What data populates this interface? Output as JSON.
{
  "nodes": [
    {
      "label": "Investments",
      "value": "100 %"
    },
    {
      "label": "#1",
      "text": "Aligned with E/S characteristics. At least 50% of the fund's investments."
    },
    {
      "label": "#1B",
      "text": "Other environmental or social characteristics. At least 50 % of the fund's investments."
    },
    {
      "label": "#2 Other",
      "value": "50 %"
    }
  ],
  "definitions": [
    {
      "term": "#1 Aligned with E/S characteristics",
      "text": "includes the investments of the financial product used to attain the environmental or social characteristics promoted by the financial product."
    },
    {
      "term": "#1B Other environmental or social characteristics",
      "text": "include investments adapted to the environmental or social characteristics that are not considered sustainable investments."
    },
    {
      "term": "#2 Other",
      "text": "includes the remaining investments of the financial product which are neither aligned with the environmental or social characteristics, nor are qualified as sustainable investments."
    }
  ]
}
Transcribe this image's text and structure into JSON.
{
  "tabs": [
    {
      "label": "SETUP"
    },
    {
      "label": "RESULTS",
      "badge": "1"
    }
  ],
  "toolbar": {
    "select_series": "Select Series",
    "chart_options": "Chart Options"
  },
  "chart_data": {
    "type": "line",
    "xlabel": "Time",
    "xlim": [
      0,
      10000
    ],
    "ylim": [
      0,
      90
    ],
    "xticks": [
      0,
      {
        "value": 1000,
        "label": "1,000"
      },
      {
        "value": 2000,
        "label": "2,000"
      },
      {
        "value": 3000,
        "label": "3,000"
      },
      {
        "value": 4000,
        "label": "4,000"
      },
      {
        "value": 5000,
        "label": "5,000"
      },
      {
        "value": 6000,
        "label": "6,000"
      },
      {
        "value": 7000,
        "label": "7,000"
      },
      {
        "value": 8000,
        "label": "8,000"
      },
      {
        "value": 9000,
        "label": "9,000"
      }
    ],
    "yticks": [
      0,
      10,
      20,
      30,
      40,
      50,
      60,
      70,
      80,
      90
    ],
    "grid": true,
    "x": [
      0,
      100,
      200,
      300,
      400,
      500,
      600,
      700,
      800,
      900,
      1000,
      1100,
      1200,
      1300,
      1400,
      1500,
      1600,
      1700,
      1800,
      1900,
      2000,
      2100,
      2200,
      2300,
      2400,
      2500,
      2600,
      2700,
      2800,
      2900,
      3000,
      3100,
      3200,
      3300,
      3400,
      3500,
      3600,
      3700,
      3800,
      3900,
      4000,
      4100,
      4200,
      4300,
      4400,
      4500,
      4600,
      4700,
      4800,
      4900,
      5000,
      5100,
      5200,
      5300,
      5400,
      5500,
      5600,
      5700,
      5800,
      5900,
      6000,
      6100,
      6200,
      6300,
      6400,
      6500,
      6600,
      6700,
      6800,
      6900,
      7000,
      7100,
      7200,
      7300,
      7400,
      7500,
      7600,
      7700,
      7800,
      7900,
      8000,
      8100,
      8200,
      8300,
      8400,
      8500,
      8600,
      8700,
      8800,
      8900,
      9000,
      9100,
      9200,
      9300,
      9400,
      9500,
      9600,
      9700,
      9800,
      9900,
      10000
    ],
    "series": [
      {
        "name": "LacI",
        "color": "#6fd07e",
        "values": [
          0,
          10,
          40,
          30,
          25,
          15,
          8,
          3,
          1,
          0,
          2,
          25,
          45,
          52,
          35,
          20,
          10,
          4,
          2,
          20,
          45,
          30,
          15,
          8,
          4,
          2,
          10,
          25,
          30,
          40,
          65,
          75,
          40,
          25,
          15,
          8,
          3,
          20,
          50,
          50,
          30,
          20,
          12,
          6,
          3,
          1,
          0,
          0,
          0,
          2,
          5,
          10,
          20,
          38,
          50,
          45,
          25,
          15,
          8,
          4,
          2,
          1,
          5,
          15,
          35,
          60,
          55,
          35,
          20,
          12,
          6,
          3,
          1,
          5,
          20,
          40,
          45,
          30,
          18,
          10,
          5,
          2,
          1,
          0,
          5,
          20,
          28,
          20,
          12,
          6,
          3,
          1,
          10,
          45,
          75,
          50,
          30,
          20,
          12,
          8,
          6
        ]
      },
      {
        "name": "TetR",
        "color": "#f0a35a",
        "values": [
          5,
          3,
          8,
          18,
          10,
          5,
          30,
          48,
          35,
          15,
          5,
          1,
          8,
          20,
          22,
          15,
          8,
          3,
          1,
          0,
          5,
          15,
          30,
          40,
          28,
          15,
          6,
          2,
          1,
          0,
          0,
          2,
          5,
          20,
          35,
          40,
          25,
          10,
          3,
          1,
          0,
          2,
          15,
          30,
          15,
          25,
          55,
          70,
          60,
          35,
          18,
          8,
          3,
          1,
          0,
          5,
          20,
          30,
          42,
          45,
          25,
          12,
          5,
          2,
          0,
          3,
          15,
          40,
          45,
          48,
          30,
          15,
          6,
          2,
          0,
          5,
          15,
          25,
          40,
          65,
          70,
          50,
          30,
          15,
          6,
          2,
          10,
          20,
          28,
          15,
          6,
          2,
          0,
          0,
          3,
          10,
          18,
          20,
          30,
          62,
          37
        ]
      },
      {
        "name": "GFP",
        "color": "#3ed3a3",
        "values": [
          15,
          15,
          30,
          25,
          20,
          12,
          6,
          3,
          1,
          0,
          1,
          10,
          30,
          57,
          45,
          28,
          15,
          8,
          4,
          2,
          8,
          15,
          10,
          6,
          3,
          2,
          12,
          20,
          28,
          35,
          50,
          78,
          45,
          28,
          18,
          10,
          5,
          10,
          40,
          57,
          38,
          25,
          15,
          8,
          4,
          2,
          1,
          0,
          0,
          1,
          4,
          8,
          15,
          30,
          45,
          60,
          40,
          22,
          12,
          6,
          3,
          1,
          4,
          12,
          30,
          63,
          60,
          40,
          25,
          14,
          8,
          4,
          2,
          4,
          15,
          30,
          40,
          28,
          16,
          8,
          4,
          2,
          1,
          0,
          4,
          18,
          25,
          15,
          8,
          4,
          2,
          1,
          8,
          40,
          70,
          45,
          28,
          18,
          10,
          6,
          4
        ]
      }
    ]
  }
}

____________

Work to be completed: Say only how many lines in the records carry the word "financial".

Exercise output: 2